• [RECORDED INFORMATION]
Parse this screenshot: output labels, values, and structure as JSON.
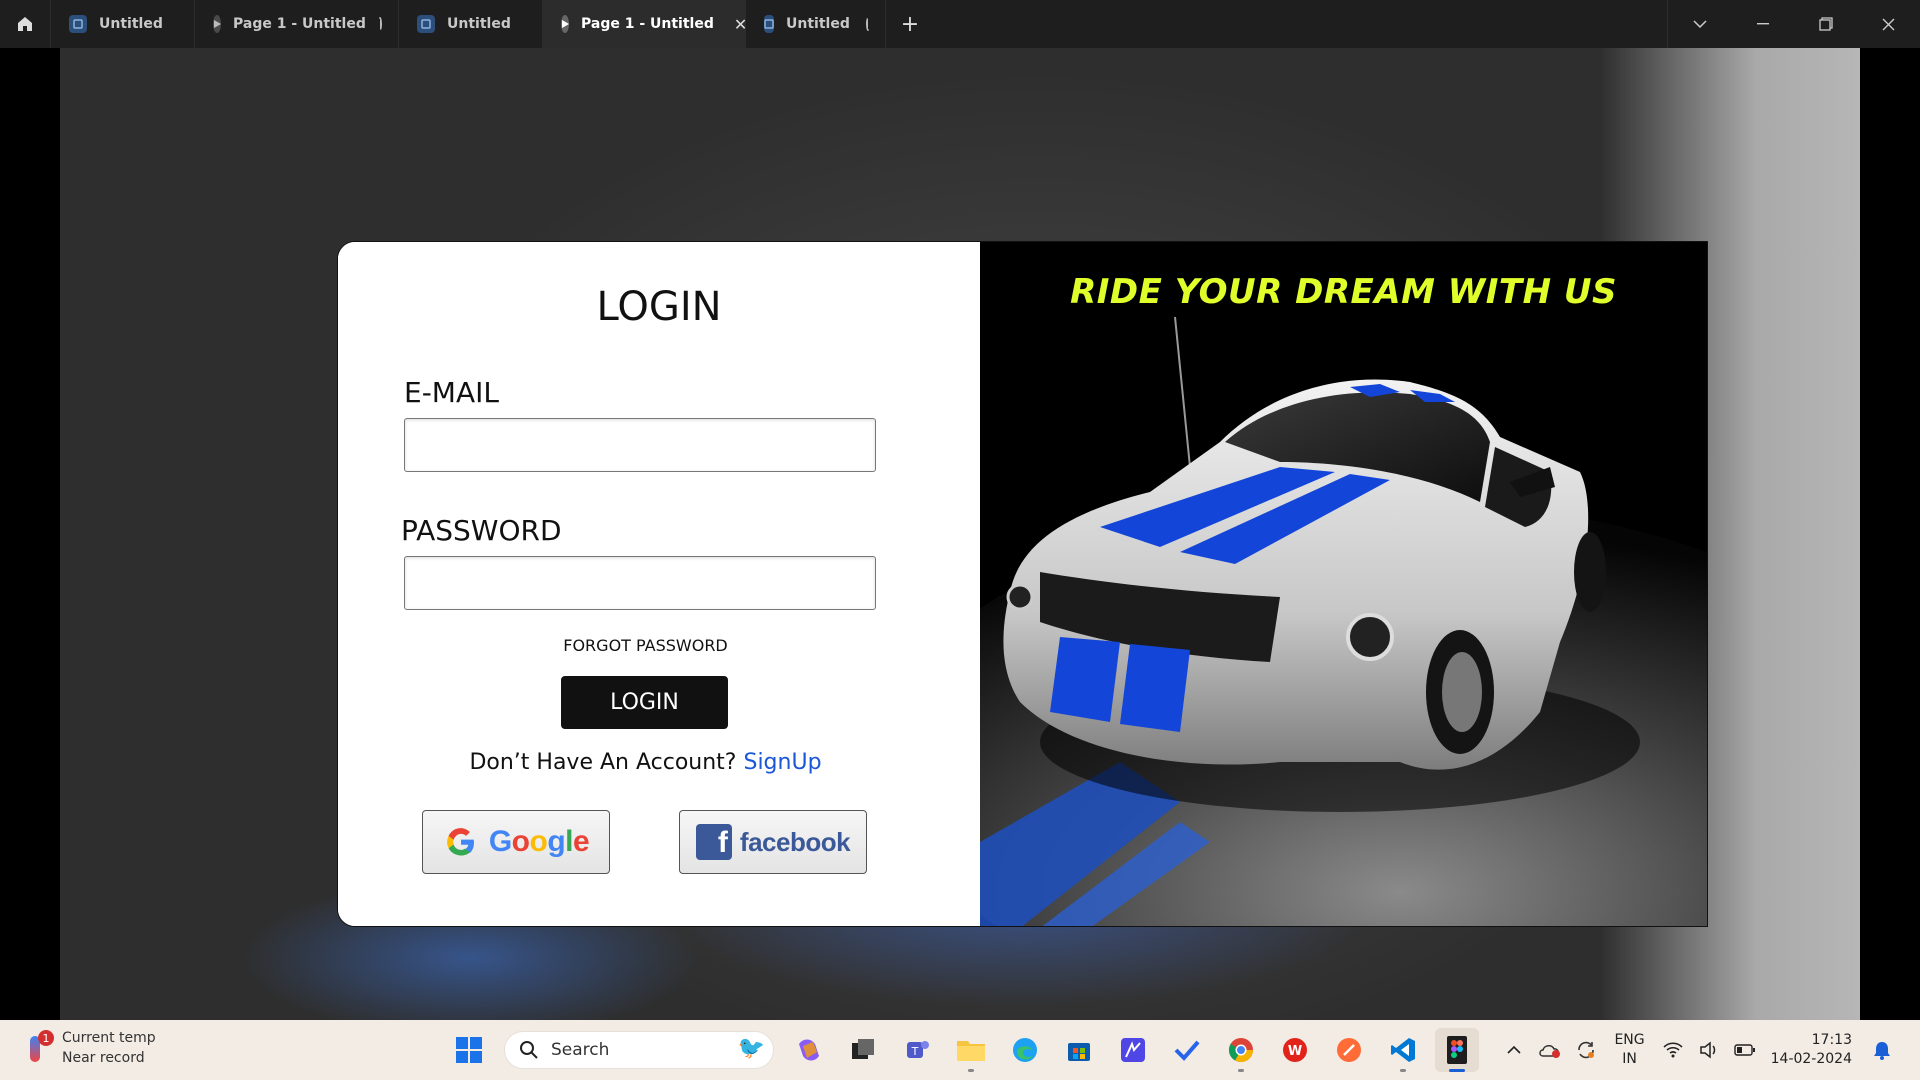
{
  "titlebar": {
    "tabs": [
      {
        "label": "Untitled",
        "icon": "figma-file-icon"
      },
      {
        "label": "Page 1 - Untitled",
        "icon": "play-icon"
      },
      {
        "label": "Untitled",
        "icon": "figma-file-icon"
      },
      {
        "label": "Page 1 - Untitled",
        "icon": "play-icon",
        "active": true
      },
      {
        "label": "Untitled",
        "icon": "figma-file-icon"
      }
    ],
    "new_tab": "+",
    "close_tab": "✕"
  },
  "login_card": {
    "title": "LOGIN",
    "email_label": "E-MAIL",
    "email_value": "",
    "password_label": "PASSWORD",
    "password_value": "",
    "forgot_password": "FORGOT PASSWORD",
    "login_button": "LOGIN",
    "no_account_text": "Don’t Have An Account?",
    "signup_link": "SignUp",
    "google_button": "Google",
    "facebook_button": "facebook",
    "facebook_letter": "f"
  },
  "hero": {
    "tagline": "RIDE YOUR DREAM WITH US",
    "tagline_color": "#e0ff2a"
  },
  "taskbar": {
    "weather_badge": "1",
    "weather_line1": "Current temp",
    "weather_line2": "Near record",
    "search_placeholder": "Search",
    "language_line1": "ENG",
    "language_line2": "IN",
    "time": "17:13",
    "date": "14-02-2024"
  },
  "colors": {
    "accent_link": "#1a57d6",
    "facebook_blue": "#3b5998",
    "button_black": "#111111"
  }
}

• [DO THIS] Repeat the lines above exactly, and keep every picture out.

• [TASK SOLUTION]
Parse this screenshot: output labels, values, and structure as JSON.
{
  "titlebar": {
    "tabs": [
      {
        "label": "Untitled",
        "icon": "figma-file-icon"
      },
      {
        "label": "Page 1 - Untitled",
        "icon": "play-icon"
      },
      {
        "label": "Untitled",
        "icon": "figma-file-icon"
      },
      {
        "label": "Page 1 - Untitled",
        "icon": "play-icon",
        "active": true
      },
      {
        "label": "Untitled",
        "icon": "figma-file-icon"
      }
    ],
    "new_tab": "+",
    "close_tab": "✕"
  },
  "login_card": {
    "title": "LOGIN",
    "email_label": "E-MAIL",
    "email_value": "",
    "password_label": "PASSWORD",
    "password_value": "",
    "forgot_password": "FORGOT PASSWORD",
    "login_button": "LOGIN",
    "no_account_text": "Don’t Have An Account?",
    "signup_link": "SignUp",
    "google_button": "Google",
    "facebook_button": "facebook",
    "facebook_letter": "f"
  },
  "hero": {
    "tagline": "RIDE YOUR DREAM WITH US",
    "tagline_color": "#e0ff2a"
  },
  "taskbar": {
    "weather_badge": "1",
    "weather_line1": "Current temp",
    "weather_line2": "Near record",
    "search_placeholder": "Search",
    "language_line1": "ENG",
    "language_line2": "IN",
    "time": "17:13",
    "date": "14-02-2024"
  },
  "colors": {
    "accent_link": "#1a57d6",
    "facebook_blue": "#3b5998",
    "button_black": "#111111"
  }
}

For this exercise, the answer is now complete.